-- Begin QUOTED PASSAGE --

2013

Underground

I came back to CHUD on a part-time basis after a yearlong layoff in 2012.  Family and work schedules kind of limit what I can see on a timely basis, so I ended up catching a lot of indie films this year.  As a result, I also resurrected the long dormant Dave’s Underground column, which focuses on movies you likely hadn’t heard of or seen or generally anything out of the mainstream.  Truth be told, I saw more indies than mainstream flicks, and there’s a lot of big mainstream movies that I simply have not gotten around to seeing…like the kind that are on everyone else’s year-end lists.  So it seemed only natural that I should tailor my year-end list to the movies that I spent the last six months covering.

-- End QUOTED PASSAGE --

◆ EXERCISES
- a) Answer these questions using the 2013 movie column above:
(i) How long was the writer's layoff before coming back to CHUD part-time?
(ii) What kind of movies does the Dave's Underground column focus on?
(iii) Over how many months did the writer cover the movies that the year-end list is built around?
- b) Pick up the 2013 movie column after its final sentence, and write the paragraph that comes next.

-- Begin INFORMATION PROVIDED --

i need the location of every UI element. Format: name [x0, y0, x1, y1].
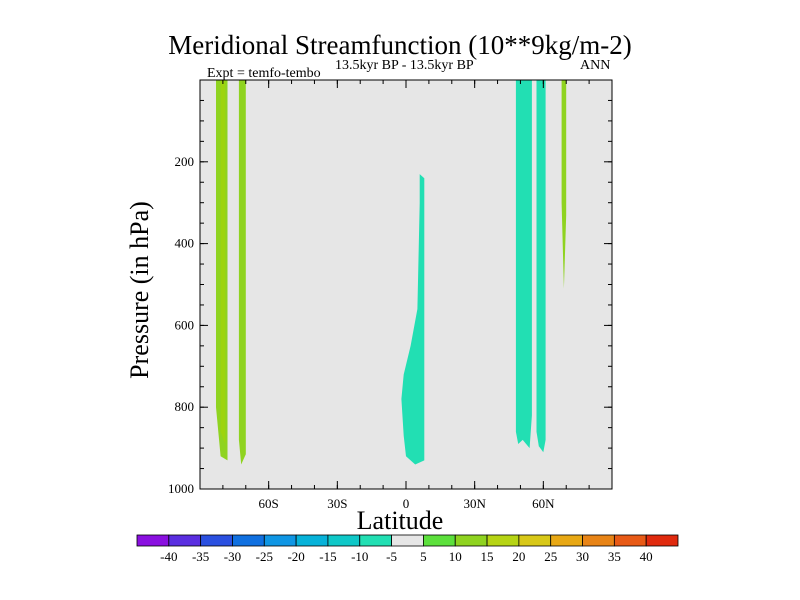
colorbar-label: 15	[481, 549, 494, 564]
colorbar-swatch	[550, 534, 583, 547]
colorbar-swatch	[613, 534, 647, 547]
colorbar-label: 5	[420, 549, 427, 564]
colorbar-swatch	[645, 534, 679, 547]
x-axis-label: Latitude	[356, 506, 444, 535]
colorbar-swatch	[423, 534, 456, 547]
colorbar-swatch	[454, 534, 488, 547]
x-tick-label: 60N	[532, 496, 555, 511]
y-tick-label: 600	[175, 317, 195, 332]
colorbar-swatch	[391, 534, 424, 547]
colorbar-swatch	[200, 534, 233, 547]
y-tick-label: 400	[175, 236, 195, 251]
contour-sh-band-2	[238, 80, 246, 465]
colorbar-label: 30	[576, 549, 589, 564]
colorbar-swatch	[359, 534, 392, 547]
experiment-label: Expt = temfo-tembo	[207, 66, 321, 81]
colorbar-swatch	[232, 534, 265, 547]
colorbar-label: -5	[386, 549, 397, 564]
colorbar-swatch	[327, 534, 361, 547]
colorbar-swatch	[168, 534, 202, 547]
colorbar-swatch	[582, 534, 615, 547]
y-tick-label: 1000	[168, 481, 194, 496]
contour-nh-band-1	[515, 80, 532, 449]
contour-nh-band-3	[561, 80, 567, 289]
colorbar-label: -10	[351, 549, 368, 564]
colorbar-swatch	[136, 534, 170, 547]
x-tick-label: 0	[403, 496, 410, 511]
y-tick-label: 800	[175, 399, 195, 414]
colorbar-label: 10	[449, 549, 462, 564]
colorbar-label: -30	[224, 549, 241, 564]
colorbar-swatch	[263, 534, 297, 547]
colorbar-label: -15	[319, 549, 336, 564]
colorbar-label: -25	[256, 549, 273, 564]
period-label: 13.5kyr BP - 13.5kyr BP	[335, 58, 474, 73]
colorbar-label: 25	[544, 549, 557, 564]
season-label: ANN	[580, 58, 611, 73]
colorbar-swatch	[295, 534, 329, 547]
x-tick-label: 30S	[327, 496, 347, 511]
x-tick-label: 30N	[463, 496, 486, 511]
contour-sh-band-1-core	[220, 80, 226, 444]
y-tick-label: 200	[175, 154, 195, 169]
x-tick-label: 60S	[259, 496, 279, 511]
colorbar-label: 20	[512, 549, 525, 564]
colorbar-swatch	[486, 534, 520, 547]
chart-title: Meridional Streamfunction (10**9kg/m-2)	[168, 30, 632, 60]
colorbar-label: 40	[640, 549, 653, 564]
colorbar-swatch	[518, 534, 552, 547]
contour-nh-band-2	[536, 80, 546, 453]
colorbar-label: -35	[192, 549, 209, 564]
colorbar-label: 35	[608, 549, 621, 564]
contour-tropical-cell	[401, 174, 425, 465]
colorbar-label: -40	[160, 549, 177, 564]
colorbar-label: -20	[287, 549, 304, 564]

-- End INFORMATION PROVIDED --

◆ ANSWERS PER TASK
- a)
(i) The layoff lasted a year, in 2012.
(ii) It focuses on movies you likely hadn't heard of or seen, or generally anything out of the mainstream.
(iii) Six months.

- b)
#15

Top 15 - From The Head

David on From the Head

There are probably as many scripts about the people who came to Hollywood to break into movies as there are people who came to Hollywood to break into movies.  I know because I’ve got mine in some dark corner of my computer somewhere.  Rookie director / writer / star George Griffith had his in his head back when he was a bathroom attendant.  So that’s what he made his first film about. Set almost entirely in the bathroom of a Manhattan strip club, this micro indie could probably just as easily have been a play.  Hell probably more people would have seen it.  Still, don’t let that sway your opinion on the quality of the movie.  There wasn’t a more personal film made this year that I saw.

Current rating: 3.5 out of 5

Contributing factors: Economy of location, but not on characterization.

Performance to savor: George Griffith, duh

CHUD.com Pull Quote: The only movie you’ll ever need to leave the bathroom to go take a piss for!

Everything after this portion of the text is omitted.